THE EXERCISE
Gather each line of the entries below that includes "pagiging".

Collected data entries

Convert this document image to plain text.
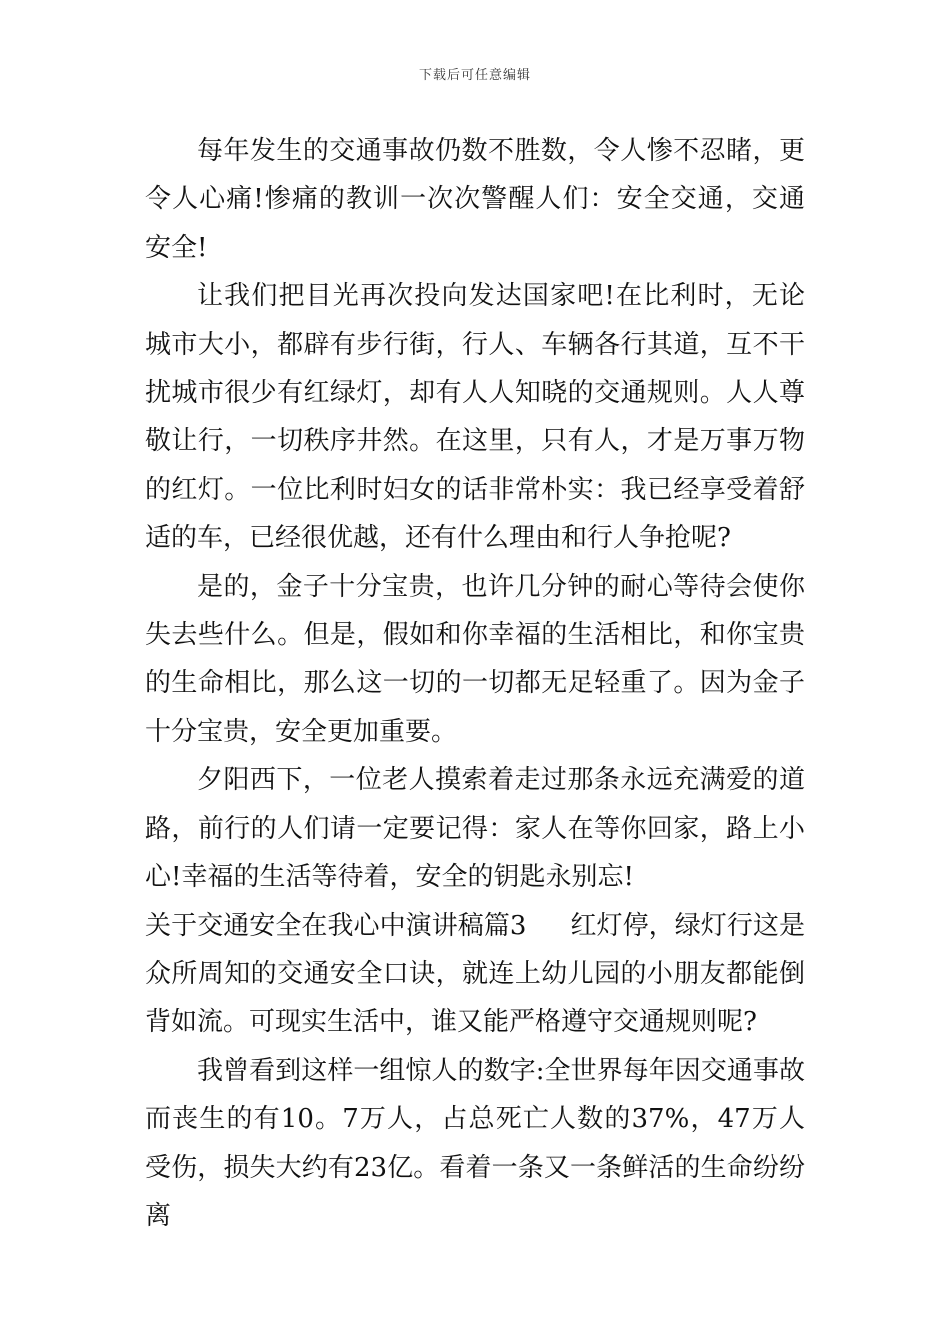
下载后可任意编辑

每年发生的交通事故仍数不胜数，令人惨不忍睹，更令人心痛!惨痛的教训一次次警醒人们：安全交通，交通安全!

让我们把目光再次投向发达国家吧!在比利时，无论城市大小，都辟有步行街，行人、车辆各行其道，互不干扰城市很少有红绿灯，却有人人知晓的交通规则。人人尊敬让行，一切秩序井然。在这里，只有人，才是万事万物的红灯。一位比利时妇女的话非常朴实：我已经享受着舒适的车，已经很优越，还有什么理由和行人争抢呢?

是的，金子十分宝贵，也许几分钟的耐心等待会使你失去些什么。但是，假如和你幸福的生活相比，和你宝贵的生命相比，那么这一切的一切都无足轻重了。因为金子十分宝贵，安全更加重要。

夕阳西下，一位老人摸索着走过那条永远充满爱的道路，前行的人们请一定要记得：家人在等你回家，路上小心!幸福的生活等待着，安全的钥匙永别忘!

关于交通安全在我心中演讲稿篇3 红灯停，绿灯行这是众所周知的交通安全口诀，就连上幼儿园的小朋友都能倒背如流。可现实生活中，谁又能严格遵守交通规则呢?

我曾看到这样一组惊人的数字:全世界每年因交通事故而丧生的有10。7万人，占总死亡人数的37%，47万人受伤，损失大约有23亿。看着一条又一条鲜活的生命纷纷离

---

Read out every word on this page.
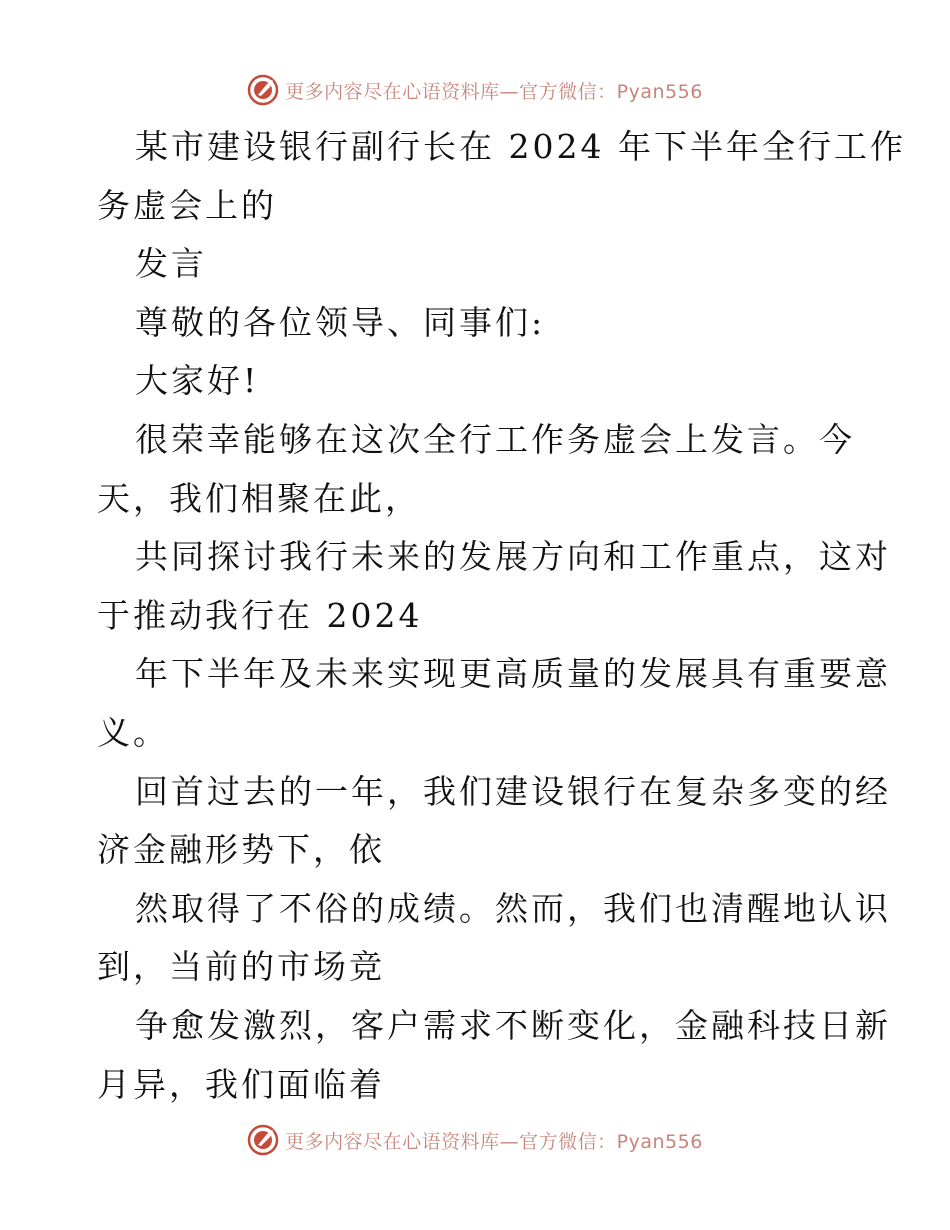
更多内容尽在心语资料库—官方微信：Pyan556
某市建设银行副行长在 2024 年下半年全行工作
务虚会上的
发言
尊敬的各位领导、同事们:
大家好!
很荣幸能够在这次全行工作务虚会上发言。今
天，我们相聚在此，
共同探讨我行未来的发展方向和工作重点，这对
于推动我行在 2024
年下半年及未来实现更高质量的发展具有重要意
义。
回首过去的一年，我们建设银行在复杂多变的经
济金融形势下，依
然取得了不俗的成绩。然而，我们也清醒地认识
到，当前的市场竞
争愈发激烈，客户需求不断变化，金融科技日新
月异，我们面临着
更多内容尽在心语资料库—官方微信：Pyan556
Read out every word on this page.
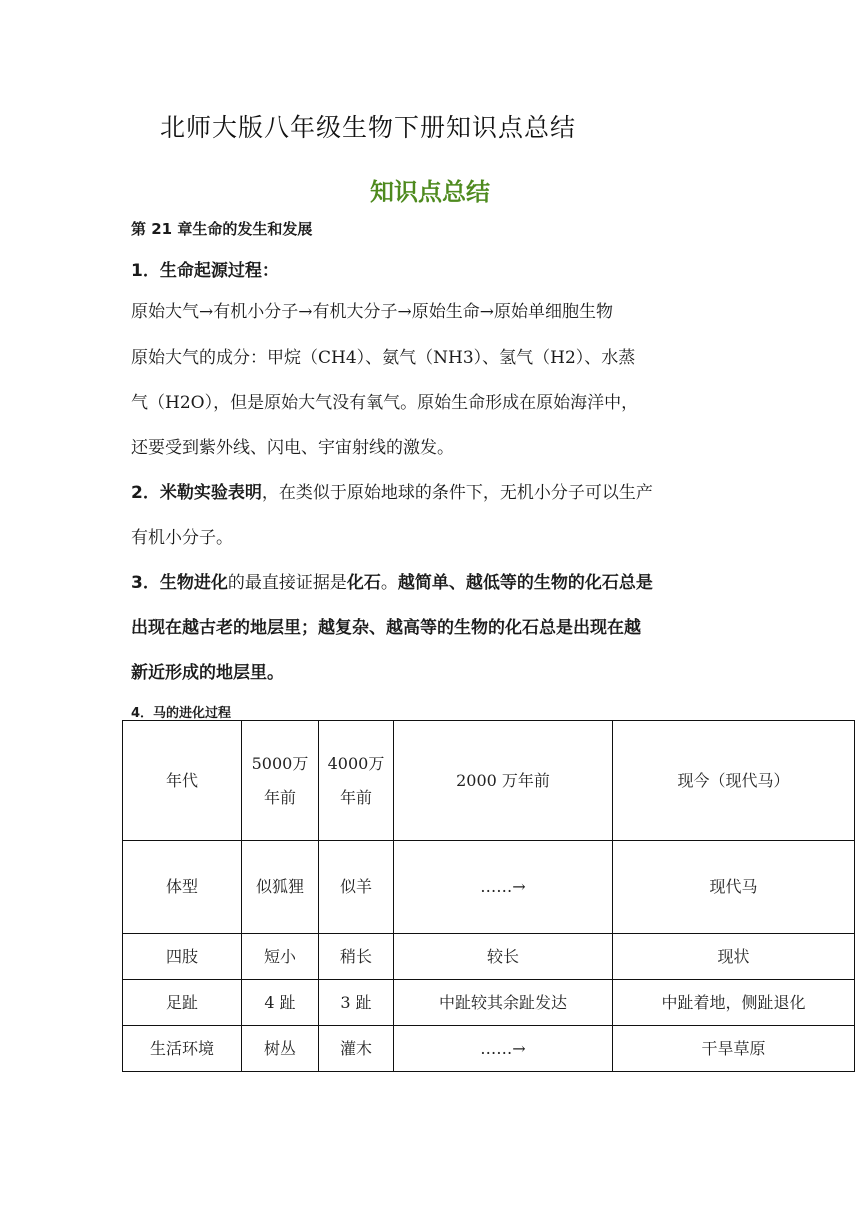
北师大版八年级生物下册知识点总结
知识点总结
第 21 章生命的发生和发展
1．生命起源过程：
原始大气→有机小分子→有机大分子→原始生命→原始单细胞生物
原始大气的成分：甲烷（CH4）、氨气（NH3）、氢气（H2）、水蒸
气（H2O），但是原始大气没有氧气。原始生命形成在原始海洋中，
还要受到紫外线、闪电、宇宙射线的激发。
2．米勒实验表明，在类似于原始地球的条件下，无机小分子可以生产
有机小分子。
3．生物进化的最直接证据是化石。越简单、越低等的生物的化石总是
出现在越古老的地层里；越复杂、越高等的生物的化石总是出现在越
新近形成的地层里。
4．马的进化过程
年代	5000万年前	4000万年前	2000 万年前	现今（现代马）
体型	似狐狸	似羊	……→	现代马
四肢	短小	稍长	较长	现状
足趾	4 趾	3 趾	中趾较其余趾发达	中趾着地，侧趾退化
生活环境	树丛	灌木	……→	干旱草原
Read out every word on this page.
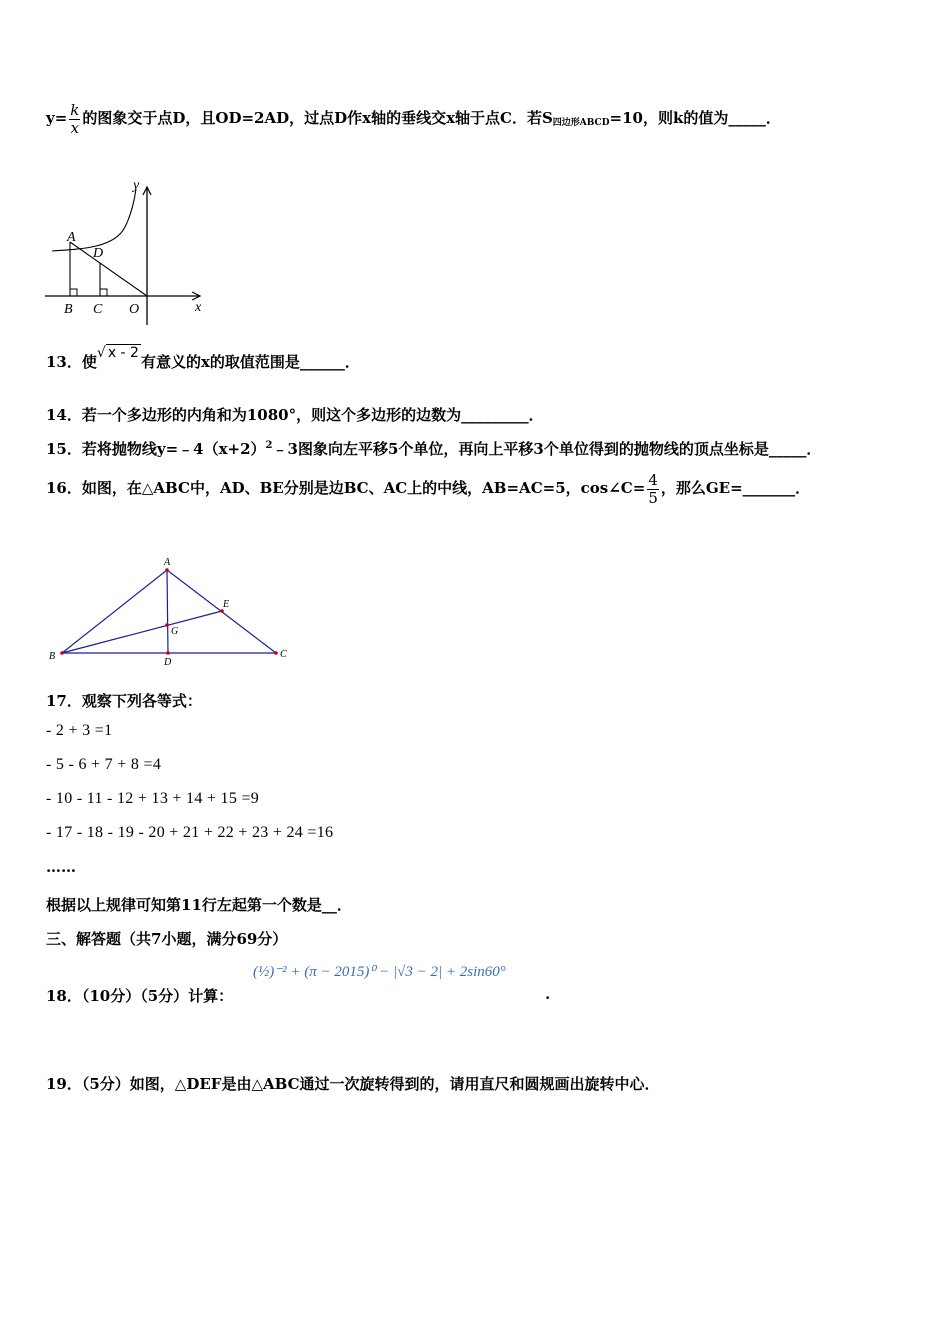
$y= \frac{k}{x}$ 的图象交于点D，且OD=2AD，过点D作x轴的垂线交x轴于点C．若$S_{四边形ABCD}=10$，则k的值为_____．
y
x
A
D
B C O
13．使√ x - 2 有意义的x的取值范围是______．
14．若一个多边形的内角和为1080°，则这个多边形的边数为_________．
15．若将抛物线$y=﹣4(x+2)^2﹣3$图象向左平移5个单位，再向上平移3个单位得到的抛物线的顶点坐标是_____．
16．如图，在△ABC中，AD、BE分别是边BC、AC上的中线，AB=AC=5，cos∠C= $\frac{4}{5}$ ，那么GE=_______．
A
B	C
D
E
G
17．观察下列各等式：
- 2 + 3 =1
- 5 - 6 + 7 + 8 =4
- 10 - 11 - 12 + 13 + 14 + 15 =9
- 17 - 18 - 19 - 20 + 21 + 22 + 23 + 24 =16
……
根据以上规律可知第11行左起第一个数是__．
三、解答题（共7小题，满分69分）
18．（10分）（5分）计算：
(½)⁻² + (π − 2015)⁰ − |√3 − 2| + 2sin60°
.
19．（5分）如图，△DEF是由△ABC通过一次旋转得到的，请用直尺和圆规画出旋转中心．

* * *

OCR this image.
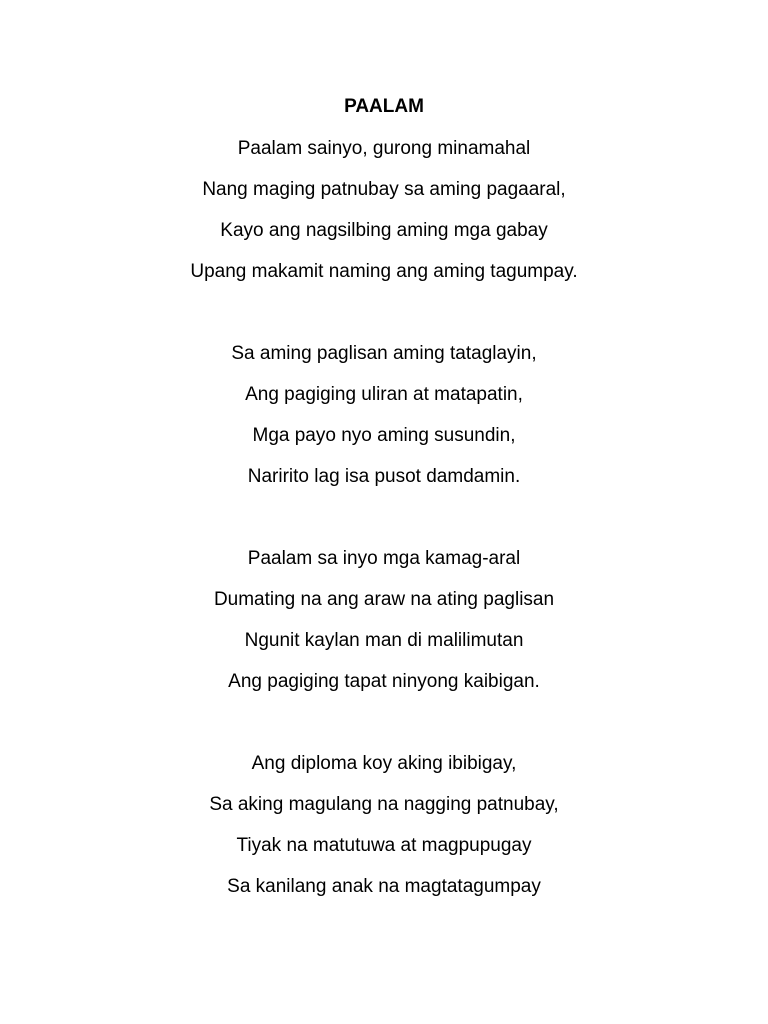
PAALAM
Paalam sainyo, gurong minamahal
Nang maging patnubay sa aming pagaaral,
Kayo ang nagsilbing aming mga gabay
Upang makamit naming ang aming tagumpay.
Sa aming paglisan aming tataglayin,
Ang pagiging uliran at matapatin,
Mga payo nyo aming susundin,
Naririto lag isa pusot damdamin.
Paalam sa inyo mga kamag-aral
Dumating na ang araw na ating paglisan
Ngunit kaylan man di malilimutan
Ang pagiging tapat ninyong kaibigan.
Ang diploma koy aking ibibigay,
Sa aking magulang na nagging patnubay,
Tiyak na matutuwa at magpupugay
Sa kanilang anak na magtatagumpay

RIGHT ANSWER
Ang pagiging uliran at matapatin,
Ang pagiging tapat ninyong kaibigan.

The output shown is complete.